[Records]
○ ○ ○
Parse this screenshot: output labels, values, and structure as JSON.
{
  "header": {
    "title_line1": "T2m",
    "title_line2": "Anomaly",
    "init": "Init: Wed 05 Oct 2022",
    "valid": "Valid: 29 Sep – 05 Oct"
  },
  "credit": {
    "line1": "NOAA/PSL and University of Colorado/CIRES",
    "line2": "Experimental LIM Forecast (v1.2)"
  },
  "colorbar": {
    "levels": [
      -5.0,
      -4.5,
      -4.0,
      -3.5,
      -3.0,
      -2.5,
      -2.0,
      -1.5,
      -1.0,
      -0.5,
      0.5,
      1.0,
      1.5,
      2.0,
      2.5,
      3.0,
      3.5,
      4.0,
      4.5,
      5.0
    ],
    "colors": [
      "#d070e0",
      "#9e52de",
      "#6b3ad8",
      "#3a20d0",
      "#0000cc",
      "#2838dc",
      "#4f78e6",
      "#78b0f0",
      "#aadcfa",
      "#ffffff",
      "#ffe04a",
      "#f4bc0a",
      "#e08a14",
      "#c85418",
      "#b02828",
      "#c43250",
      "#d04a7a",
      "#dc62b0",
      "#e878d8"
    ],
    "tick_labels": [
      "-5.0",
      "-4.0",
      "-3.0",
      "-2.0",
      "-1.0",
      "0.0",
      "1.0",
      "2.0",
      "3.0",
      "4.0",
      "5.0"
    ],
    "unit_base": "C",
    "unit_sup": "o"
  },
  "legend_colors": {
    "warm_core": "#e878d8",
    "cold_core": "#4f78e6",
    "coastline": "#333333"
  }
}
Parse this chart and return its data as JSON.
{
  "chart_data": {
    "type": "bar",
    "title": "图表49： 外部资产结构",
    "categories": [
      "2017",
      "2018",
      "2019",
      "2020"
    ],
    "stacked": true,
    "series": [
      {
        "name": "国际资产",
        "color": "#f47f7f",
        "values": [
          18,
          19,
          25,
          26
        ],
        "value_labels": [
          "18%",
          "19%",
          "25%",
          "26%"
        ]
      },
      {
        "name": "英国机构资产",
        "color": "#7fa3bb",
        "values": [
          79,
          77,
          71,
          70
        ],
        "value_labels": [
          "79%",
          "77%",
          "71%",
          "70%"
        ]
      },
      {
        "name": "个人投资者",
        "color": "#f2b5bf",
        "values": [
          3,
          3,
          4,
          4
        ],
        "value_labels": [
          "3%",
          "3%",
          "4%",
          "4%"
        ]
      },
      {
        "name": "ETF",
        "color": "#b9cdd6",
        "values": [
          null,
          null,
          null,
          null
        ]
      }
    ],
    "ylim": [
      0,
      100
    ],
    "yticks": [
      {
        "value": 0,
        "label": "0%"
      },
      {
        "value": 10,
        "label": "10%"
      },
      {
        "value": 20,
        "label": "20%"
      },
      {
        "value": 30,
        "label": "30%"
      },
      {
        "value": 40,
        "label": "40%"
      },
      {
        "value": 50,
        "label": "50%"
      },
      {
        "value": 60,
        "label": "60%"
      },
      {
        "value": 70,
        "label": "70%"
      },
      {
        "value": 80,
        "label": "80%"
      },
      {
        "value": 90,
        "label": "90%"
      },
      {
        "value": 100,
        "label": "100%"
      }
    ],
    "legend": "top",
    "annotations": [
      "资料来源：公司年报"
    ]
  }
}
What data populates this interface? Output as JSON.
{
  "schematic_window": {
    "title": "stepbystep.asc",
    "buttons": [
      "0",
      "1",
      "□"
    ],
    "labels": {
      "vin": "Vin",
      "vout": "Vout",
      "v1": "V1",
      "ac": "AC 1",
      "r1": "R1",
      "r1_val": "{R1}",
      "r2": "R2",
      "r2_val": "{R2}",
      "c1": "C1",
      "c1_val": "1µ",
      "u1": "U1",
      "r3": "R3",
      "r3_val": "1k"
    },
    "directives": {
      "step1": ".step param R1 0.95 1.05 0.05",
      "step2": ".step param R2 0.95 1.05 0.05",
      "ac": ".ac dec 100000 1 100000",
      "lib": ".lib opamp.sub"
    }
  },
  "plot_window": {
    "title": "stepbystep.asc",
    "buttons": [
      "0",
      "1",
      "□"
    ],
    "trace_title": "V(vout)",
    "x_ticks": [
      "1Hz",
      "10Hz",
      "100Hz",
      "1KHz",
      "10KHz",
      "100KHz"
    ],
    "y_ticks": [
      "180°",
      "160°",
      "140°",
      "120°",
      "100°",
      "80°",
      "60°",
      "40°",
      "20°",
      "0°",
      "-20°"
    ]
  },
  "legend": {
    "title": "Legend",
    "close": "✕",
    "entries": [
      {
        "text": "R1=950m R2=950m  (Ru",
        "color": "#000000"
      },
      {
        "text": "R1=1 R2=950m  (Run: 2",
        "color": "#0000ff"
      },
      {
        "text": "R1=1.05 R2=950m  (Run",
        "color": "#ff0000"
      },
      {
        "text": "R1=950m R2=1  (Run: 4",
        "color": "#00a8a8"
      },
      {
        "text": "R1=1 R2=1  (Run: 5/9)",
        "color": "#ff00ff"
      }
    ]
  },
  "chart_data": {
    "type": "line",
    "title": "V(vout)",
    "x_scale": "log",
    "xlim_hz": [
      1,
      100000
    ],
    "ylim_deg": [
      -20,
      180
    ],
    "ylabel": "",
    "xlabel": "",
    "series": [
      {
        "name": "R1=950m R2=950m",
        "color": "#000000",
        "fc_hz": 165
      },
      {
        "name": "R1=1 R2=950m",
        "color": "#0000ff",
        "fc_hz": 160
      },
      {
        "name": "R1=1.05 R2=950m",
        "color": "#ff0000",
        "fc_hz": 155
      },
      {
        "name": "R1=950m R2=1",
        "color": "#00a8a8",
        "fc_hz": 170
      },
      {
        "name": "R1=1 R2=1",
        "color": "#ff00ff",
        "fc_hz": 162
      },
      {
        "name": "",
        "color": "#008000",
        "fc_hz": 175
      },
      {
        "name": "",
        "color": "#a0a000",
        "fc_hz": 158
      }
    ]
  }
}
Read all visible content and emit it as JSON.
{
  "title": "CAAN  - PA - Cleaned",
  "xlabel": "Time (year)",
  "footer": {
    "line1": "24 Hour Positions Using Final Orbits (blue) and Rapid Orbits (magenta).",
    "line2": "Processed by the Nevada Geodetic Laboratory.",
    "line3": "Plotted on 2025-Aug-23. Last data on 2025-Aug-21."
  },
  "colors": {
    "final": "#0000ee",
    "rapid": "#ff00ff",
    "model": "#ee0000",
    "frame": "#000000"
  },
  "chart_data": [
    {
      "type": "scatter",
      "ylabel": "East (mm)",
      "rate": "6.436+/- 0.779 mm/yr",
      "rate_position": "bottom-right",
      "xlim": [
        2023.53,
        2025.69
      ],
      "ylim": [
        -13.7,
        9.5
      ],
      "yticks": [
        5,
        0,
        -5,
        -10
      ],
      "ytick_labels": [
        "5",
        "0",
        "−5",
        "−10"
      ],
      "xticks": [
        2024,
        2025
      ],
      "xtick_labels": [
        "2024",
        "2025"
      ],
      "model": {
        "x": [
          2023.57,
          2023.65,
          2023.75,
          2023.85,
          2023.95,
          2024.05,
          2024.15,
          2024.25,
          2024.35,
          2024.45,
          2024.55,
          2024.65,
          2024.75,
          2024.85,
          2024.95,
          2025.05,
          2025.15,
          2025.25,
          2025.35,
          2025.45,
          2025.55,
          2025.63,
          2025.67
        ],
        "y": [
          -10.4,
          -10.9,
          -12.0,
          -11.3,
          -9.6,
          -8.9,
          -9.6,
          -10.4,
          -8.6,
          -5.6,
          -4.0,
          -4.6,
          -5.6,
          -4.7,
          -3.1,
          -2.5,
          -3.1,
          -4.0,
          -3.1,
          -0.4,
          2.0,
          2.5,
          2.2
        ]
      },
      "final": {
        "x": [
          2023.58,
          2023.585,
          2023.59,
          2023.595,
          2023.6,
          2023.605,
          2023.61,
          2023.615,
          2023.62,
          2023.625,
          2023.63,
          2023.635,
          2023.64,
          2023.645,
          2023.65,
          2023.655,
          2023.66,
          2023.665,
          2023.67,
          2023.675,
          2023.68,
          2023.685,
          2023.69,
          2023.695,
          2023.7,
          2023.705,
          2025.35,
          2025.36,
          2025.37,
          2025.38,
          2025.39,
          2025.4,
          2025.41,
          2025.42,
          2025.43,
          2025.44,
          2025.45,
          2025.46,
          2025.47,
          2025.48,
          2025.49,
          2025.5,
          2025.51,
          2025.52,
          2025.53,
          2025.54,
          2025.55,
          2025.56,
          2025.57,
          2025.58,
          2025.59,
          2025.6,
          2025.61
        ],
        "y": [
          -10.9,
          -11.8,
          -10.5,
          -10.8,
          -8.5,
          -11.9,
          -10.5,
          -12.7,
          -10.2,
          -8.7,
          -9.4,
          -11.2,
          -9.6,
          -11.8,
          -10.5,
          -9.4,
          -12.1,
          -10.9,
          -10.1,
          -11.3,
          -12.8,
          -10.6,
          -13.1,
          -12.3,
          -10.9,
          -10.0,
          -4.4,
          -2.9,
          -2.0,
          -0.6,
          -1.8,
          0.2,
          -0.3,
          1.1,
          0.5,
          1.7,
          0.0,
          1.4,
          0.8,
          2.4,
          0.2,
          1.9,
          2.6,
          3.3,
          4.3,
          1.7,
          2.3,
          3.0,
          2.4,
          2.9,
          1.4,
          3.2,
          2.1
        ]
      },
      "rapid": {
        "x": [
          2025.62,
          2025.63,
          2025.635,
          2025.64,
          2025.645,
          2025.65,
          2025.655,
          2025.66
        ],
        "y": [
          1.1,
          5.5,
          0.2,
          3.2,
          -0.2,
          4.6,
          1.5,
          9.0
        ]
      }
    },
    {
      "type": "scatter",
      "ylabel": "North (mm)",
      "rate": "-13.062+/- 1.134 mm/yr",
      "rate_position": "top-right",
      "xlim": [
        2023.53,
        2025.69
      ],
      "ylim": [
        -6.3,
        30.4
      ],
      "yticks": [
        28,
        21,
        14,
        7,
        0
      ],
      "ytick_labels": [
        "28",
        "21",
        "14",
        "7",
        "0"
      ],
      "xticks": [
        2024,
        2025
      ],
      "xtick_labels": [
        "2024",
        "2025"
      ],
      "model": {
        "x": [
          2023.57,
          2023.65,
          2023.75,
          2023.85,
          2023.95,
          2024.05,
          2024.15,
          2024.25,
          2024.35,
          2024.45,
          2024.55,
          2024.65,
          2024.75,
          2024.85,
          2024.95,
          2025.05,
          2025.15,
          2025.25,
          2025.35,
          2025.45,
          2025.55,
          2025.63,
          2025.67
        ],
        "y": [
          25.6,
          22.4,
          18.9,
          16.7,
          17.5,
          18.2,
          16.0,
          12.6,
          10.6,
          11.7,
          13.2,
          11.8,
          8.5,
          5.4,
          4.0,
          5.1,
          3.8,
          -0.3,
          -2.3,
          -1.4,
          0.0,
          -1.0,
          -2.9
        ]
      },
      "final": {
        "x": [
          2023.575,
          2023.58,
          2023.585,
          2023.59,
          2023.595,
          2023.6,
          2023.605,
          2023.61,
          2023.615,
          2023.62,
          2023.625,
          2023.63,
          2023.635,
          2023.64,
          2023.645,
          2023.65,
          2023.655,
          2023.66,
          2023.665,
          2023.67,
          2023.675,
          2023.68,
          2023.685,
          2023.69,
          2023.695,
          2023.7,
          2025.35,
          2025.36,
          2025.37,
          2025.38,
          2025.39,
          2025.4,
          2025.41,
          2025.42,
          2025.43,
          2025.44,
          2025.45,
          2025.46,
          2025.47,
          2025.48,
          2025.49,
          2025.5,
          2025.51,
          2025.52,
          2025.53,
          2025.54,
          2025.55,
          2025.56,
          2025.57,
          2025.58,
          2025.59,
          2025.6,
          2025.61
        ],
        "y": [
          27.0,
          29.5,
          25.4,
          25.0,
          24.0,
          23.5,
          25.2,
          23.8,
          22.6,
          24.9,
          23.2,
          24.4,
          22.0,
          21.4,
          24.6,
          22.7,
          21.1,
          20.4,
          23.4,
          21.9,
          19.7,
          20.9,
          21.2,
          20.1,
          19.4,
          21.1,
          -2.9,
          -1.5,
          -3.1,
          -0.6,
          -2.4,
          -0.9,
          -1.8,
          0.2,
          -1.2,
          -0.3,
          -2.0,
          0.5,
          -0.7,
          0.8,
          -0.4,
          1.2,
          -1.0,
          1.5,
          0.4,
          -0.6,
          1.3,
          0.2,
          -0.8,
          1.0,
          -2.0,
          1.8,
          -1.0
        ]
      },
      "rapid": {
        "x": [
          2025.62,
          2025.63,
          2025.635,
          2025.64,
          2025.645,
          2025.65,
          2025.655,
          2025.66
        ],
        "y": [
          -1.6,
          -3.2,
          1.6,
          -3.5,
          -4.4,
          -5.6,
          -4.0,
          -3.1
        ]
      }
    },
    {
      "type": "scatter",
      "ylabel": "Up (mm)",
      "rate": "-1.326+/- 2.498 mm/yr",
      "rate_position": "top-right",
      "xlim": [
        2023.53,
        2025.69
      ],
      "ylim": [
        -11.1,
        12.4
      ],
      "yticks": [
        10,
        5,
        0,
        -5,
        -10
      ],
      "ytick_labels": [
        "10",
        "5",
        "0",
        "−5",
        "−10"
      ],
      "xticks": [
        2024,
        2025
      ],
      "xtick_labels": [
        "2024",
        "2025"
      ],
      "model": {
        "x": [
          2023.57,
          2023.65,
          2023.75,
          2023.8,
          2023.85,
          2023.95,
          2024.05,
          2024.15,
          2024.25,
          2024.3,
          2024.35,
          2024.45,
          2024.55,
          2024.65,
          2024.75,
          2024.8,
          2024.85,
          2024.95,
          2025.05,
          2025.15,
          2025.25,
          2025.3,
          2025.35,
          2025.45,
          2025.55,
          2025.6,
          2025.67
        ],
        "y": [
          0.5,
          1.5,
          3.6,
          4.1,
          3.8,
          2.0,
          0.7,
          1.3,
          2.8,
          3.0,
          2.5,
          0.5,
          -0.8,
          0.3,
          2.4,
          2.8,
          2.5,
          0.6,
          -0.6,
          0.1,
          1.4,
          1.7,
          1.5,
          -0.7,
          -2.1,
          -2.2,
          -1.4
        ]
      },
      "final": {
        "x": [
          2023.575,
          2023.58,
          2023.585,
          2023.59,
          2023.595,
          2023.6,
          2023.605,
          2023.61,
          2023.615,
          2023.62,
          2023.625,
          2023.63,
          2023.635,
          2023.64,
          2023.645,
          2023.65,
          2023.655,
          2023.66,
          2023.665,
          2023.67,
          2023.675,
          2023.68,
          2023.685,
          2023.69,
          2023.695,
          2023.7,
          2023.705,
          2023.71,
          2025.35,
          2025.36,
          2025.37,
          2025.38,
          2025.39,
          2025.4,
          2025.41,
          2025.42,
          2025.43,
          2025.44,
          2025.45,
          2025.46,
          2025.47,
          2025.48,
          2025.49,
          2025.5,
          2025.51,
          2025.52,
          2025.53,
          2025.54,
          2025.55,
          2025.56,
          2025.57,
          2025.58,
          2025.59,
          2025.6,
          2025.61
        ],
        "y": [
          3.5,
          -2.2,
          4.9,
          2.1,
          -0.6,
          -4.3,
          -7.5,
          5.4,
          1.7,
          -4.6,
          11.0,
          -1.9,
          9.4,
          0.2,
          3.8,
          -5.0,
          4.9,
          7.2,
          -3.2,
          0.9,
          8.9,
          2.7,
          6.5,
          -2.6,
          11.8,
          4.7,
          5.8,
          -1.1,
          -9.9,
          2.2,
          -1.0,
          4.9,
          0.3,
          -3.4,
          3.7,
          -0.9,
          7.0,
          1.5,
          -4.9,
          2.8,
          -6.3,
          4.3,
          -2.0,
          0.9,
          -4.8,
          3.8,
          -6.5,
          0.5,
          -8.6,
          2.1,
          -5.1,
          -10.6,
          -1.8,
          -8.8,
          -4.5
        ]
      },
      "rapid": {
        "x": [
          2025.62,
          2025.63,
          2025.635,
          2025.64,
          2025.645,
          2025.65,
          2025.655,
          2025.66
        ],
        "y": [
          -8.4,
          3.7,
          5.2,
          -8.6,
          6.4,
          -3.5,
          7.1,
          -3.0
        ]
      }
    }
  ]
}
○ ○ ○
Scan the records above and report how many lines include the word "Parse", without any other text.

2